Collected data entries
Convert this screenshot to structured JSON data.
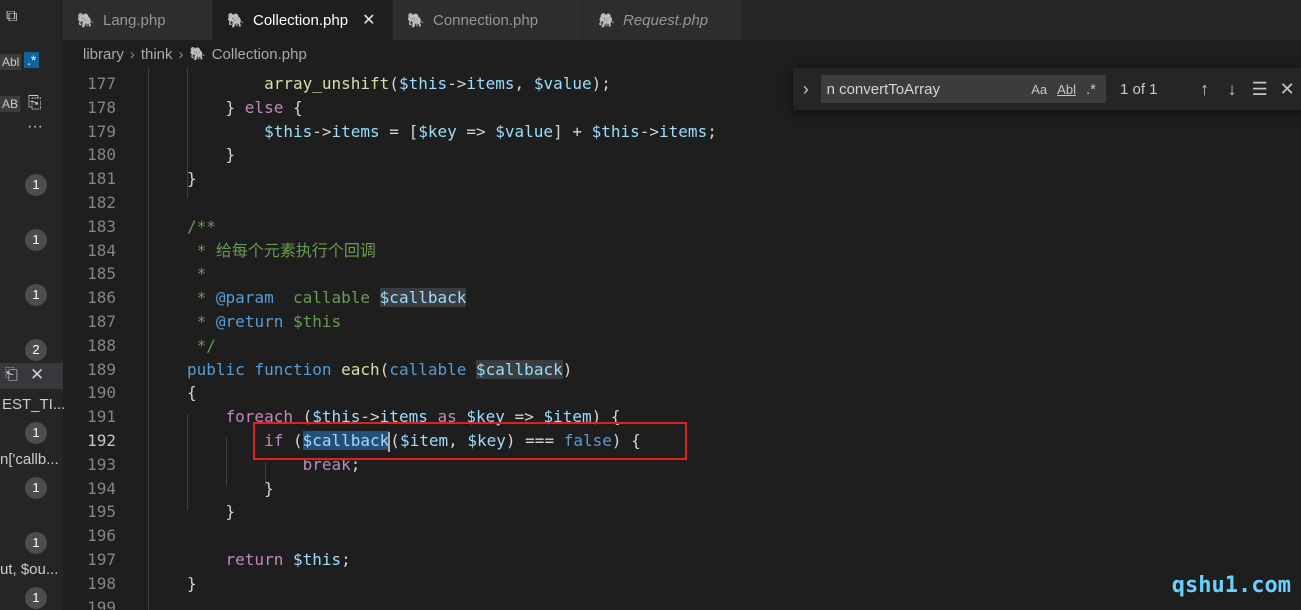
{
  "tabs": [
    {
      "label": "Lang.php",
      "active": false,
      "italic": false
    },
    {
      "label": "Collection.php",
      "active": true,
      "italic": false
    },
    {
      "label": "Connection.php",
      "active": false,
      "italic": false
    },
    {
      "label": "Request.php",
      "active": false,
      "italic": true
    }
  ],
  "tab_close_glyph": "✕",
  "breadcrumb": [
    "library",
    "think",
    "Collection.php"
  ],
  "find": {
    "value": "n convertToArray",
    "match_case": "Aa",
    "whole_word": "Abl",
    "regex": ".*",
    "count": "1 of 1"
  },
  "left_panel": {
    "ab_label": "AB",
    "more": "···",
    "badges": [
      "1",
      "1",
      "1",
      "2",
      "1",
      "1",
      "1",
      "1"
    ],
    "snippets": [
      "EST_TI...",
      "n['callb...",
      "ut, $ou..."
    ]
  },
  "code_lines": [
    {
      "n": "177",
      "html": "        <span class='fn'>array_unshift</span>(<span class='var'>$this</span>-><span class='var'>items</span>, <span class='var'>$value</span>);"
    },
    {
      "n": "178",
      "html": "    } <span class='kw2'>else</span> {"
    },
    {
      "n": "179",
      "html": "        <span class='var'>$this</span>-><span class='var'>items</span> = [<span class='var'>$key</span> => <span class='var'>$value</span>] + <span class='var'>$this</span>-><span class='var'>items</span>;"
    },
    {
      "n": "180",
      "html": "    }"
    },
    {
      "n": "181",
      "html": "}"
    },
    {
      "n": "182",
      "html": ""
    },
    {
      "n": "183",
      "html": "<span class='cm'>/**</span>"
    },
    {
      "n": "184",
      "html": "<span class='cm'> * 给每个元素执行个回调</span>"
    },
    {
      "n": "185",
      "html": "<span class='cm'> *</span>"
    },
    {
      "n": "186",
      "html": "<span class='cm'> * </span><span class='kw'>@param</span><span class='cm'>  callable </span><span class='var hl2'>$callback</span>"
    },
    {
      "n": "187",
      "html": "<span class='cm'> * </span><span class='kw'>@return</span><span class='cm'> $this</span>"
    },
    {
      "n": "188",
      "html": "<span class='cm'> */</span>"
    },
    {
      "n": "189",
      "html": "<span class='kw'>public</span> <span class='kw'>function</span> <span class='fn'>each</span>(<span class='kw'>callable</span> <span class='var hl2'>$callback</span>)"
    },
    {
      "n": "190",
      "html": "{"
    },
    {
      "n": "191",
      "html": "    <span class='kw2'>foreach</span> (<span class='var'>$this</span>-><span class='var'>items</span> <span class='kw2'>as</span> <span class='var'>$key</span> => <span class='var'>$item</span>) {"
    },
    {
      "n": "192",
      "html": "        <span class='kw2'>if</span> (<span class='var hl'>$callback</span><span class='cursor'></span>(<span class='var'>$item</span>, <span class='var'>$key</span>) === <span class='kw'>false</span>) {"
    },
    {
      "n": "193",
      "html": "            <span class='kw2'>break</span>;"
    },
    {
      "n": "194",
      "html": "        }"
    },
    {
      "n": "195",
      "html": "    }"
    },
    {
      "n": "196",
      "html": ""
    },
    {
      "n": "197",
      "html": "    <span class='kw2'>return</span> <span class='var'>$this</span>;"
    },
    {
      "n": "198",
      "html": "}"
    },
    {
      "n": "199",
      "html": ""
    }
  ],
  "current_line": "192",
  "watermark": "qshu1.com"
}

→ Exercise directions:
In the entries above, find every line with the word "Collection" and list it.

→ Exercise result:
      "label": "Collection.php",
    "Collection.php"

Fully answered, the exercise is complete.